-------- Records for the exercise

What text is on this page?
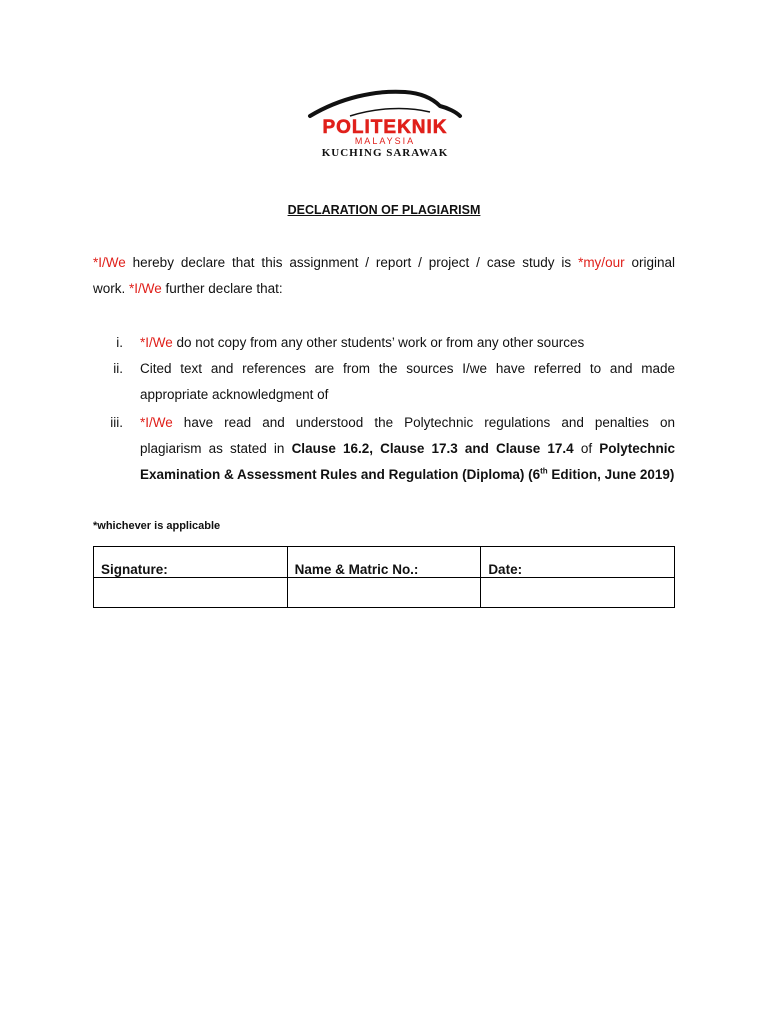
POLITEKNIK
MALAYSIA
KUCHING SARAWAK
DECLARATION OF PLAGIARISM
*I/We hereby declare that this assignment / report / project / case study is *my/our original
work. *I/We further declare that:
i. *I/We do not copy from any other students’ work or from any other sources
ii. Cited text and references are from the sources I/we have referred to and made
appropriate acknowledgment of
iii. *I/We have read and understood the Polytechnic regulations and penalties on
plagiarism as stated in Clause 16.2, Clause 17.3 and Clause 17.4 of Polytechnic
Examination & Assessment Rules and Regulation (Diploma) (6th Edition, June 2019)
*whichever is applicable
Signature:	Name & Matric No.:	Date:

----------------

(To do) Using the data above, write out every line exactly, leaving the images behind.

(The reply)
What text is on this page?
POLITEKNIK
MALAYSIA
KUCHING SARAWAK
DECLARATION OF PLAGIARISM
*I/We hereby declare that this assignment / report / project / case study is *my/our original
work. *I/We further declare that:
i. *I/We do not copy from any other students’ work or from any other sources
ii. Cited text and references are from the sources I/we have referred to and made
appropriate acknowledgment of
iii. *I/We have read and understood the Polytechnic regulations and penalties on
plagiarism as stated in Clause 16.2, Clause 17.3 and Clause 17.4 of Polytechnic
Examination & Assessment Rules and Regulation (Diploma) (6th Edition, June 2019)
*whichever is applicable
Signature:	Name & Matric No.:	Date:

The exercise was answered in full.